Problem requirements: From the material below, list every line containing "source".

— Start of Records for the exercise —

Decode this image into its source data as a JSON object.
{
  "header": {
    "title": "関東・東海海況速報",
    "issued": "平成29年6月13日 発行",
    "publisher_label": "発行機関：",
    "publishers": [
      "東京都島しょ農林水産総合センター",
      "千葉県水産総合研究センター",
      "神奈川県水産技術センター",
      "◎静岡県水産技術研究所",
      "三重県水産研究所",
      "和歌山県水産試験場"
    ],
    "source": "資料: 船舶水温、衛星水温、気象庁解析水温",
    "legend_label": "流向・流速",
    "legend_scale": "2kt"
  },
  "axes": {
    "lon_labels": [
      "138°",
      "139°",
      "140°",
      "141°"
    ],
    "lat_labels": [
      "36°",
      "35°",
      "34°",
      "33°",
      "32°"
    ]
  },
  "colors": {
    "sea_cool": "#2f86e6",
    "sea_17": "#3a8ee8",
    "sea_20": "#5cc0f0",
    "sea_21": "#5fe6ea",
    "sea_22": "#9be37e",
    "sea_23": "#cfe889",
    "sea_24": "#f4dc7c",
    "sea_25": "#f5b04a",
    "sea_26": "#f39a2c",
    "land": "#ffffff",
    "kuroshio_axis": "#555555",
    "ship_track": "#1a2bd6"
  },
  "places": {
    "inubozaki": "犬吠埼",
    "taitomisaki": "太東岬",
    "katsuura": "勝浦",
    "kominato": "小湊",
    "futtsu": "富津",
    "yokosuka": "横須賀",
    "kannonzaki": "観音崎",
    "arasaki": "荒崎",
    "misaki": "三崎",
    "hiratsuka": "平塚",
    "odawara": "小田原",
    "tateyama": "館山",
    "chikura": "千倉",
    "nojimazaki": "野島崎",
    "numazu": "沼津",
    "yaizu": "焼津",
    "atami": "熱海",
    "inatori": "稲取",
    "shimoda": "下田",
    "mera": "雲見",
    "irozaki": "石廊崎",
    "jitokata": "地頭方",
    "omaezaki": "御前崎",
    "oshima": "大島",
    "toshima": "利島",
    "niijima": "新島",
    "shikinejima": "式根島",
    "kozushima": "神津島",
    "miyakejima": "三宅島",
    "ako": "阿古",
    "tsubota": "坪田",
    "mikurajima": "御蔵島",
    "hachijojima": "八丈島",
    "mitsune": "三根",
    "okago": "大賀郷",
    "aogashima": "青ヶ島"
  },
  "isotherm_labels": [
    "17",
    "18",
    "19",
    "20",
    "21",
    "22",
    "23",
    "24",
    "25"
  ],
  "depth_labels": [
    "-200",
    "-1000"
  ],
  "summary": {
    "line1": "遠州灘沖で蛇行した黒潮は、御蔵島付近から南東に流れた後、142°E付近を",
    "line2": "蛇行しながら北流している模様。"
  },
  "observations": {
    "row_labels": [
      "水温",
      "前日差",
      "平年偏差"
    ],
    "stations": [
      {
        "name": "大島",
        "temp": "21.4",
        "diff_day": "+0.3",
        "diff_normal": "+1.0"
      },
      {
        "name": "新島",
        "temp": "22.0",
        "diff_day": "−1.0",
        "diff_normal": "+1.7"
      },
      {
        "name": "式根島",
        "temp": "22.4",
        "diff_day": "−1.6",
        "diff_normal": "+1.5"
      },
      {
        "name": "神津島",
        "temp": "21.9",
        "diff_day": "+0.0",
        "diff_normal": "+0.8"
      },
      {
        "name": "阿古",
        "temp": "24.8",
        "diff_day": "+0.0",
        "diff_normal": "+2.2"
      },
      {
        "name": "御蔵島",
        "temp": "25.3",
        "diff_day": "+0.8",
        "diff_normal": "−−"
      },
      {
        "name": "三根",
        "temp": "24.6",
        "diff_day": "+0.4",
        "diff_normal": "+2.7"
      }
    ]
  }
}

— End of Records for the exercise —

Written reply:
Decode this image into its source data as a JSON object.
    "source": "資料: 船舶水温、衛星水温、気象庁解析水温",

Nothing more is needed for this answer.